### Task details
Wherever the word "received" occurs in the lines below, copy the whole line.

### Input data
▼▼▼
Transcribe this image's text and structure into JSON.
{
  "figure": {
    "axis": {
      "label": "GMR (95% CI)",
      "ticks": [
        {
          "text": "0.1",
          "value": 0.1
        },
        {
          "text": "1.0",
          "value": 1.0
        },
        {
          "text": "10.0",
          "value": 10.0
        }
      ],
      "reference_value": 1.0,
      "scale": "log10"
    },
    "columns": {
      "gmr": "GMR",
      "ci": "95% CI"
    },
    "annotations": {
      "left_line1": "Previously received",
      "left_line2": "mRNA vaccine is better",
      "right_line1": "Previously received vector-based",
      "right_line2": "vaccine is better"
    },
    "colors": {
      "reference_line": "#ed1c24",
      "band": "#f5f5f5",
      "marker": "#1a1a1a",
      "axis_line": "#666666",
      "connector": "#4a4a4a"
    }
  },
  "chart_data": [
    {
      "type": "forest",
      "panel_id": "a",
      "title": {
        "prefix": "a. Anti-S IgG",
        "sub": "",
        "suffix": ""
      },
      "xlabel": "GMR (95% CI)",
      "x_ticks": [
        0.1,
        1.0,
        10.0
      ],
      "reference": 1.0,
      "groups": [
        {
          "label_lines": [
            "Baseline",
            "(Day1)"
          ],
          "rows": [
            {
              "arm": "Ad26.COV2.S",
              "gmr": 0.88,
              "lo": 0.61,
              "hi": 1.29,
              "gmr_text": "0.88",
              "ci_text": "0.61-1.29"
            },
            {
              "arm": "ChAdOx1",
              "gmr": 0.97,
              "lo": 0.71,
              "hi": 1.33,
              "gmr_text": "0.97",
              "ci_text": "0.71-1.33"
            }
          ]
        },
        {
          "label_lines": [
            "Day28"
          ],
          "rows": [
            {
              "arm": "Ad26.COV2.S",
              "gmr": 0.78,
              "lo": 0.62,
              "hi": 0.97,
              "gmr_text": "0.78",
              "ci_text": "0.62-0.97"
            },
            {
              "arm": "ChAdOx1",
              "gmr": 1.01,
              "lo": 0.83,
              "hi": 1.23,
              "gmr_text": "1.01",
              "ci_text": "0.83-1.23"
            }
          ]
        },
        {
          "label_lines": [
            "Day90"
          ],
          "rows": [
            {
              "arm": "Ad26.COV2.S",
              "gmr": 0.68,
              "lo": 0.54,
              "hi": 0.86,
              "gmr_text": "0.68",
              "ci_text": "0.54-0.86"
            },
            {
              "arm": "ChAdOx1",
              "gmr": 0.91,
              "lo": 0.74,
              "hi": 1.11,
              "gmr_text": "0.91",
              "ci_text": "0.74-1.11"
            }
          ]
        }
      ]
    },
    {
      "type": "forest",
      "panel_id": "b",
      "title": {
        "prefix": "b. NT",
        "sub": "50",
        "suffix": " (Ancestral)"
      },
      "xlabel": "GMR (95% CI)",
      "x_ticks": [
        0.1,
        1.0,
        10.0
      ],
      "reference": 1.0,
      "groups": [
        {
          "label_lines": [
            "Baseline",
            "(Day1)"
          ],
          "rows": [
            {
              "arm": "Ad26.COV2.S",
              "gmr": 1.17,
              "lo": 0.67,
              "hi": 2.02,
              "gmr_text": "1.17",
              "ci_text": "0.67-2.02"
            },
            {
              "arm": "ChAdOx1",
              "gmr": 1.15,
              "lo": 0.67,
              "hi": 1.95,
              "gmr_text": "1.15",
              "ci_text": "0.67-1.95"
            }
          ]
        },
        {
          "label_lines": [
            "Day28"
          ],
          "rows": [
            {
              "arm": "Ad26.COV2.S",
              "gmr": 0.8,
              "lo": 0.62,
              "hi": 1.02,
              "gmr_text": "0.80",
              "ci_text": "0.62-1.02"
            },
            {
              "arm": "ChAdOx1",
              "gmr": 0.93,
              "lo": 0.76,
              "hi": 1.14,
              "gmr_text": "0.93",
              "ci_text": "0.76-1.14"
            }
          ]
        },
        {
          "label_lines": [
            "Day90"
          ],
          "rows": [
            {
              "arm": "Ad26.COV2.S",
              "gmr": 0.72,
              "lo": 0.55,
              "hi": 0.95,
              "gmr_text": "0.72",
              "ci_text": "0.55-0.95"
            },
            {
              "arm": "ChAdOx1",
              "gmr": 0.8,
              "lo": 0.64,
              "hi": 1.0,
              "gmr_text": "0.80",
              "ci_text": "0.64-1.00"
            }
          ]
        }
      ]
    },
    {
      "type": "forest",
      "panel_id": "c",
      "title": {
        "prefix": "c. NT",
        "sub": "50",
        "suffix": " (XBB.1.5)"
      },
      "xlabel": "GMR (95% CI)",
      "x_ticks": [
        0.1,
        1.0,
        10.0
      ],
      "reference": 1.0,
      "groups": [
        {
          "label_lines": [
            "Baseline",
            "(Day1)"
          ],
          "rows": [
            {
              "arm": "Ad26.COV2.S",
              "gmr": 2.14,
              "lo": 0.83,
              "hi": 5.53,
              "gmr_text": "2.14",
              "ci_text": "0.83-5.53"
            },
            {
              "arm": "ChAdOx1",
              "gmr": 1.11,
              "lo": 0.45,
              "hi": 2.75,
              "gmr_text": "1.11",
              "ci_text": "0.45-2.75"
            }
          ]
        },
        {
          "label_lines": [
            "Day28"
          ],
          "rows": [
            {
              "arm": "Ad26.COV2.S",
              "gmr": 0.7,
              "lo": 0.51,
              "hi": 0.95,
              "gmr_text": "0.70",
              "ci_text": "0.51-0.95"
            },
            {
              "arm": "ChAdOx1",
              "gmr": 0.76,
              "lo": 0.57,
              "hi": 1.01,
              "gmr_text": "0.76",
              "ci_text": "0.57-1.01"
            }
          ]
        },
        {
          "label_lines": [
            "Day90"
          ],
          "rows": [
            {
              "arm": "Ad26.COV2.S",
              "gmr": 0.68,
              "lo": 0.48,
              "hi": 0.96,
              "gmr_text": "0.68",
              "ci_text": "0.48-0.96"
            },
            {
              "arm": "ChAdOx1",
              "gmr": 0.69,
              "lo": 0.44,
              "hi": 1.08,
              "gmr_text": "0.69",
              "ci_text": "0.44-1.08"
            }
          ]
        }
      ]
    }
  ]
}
▲▲▲
### Solved exercise
      "left_line1": "Previously received",
      "right_line1": "Previously received vector-based",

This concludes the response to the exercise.